The entries below need to be written out exactly, with no pictures included.
* Begin Data entries *
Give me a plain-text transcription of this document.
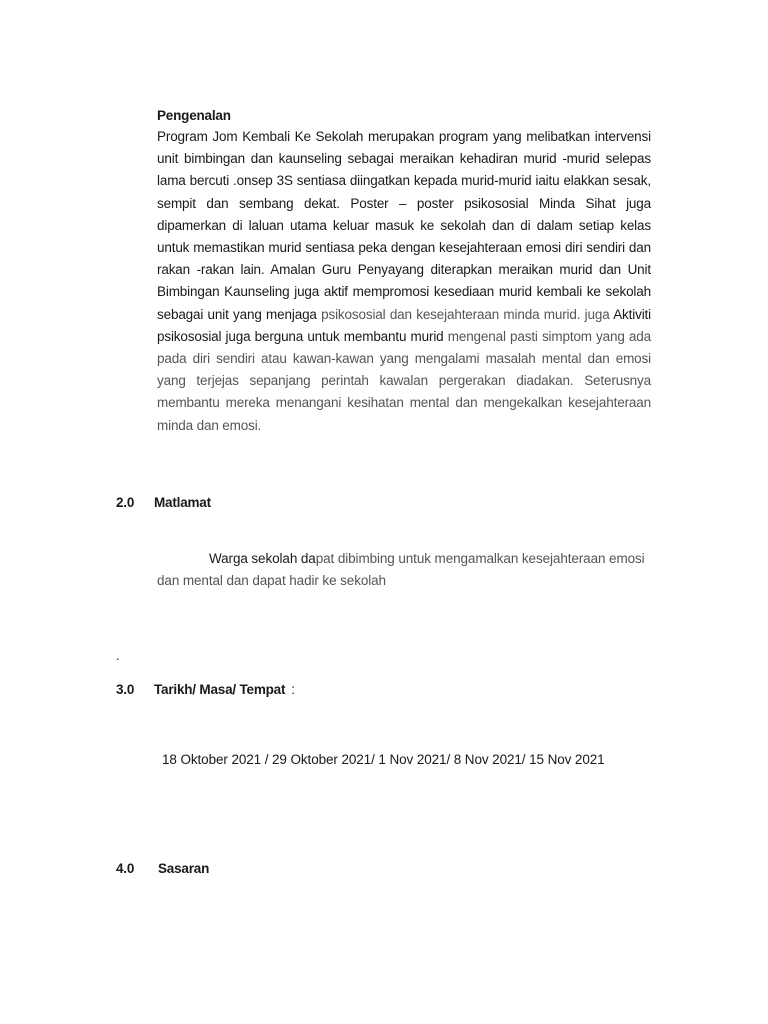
Pengenalan
Program Jom Kembali Ke Sekolah merupakan program yang melibatkan intervensi unit bimbingan dan kaunseling sebagai meraikan kehadiran murid -murid selepas lama bercuti .onsep 3S sentiasa diingatkan kepada murid-murid iaitu elakkan sesak, sempit dan sembang dekat. Poster – poster psikososial Minda Sihat juga dipamerkan di laluan utama keluar masuk ke sekolah dan di dalam setiap kelas untuk memastikan murid sentiasa peka dengan kesejahteraan emosi diri sendiri dan rakan -rakan lain. Amalan Guru Penyayang diterapkan meraikan murid dan Unit Bimbingan Kaunseling juga aktif mempromosi kesediaan murid kembali ke sekolah sebagai unit yang menjaga psikososial dan kesejahteraan minda murid. juga Aktiviti psikososial juga berguna untuk membantu murid mengenal pasti simptom yang ada pada diri sendiri atau kawan-kawan yang mengalami masalah mental dan emosi yang terjejas sepanjang perintah kawalan pergerakan diadakan. Seterusnya membantu mereka menangani kesihatan mental dan mengekalkan kesejahteraan minda dan emosi.
2.0 Matlamat
Warga sekolah dapat dibimbing untuk mengamalkan kesejahteraan emosi dan mental dan dapat hadir ke sekolah
.
3.0 Tarikh/ Masa/ Tempat :
18 Oktober 2021 / 29 Oktober 2021/ 1 Nov 2021/ 8 Nov 2021/ 15 Nov 2021
4.0 Sasaran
* End Data entries *
• **Solution to this task**:
Give me a plain-text transcription of this document.
Pengenalan
Program Jom Kembali Ke Sekolah merupakan program yang melibatkan intervensi unit bimbingan dan kaunseling sebagai meraikan kehadiran murid -murid selepas lama bercuti .onsep 3S sentiasa diingatkan kepada murid-murid iaitu elakkan sesak, sempit dan sembang dekat. Poster – poster psikososial Minda Sihat juga dipamerkan di laluan utama keluar masuk ke sekolah dan di dalam setiap kelas untuk memastikan murid sentiasa peka dengan kesejahteraan emosi diri sendiri dan rakan -rakan lain. Amalan Guru Penyayang diterapkan meraikan murid dan Unit Bimbingan Kaunseling juga aktif mempromosi kesediaan murid kembali ke sekolah sebagai unit yang menjaga psikososial dan kesejahteraan minda murid. juga Aktiviti psikososial juga berguna untuk membantu murid mengenal pasti simptom yang ada pada diri sendiri atau kawan-kawan yang mengalami masalah mental dan emosi yang terjejas sepanjang perintah kawalan pergerakan diadakan. Seterusnya membantu mereka menangani kesihatan mental dan mengekalkan kesejahteraan minda dan emosi.
2.0 Matlamat
Warga sekolah dapat dibimbing untuk mengamalkan kesejahteraan emosi dan mental dan dapat hadir ke sekolah
.
3.0 Tarikh/ Masa/ Tempat :
18 Oktober 2021 / 29 Oktober 2021/ 1 Nov 2021/ 8 Nov 2021/ 15 Nov 2021
4.0 Sasaran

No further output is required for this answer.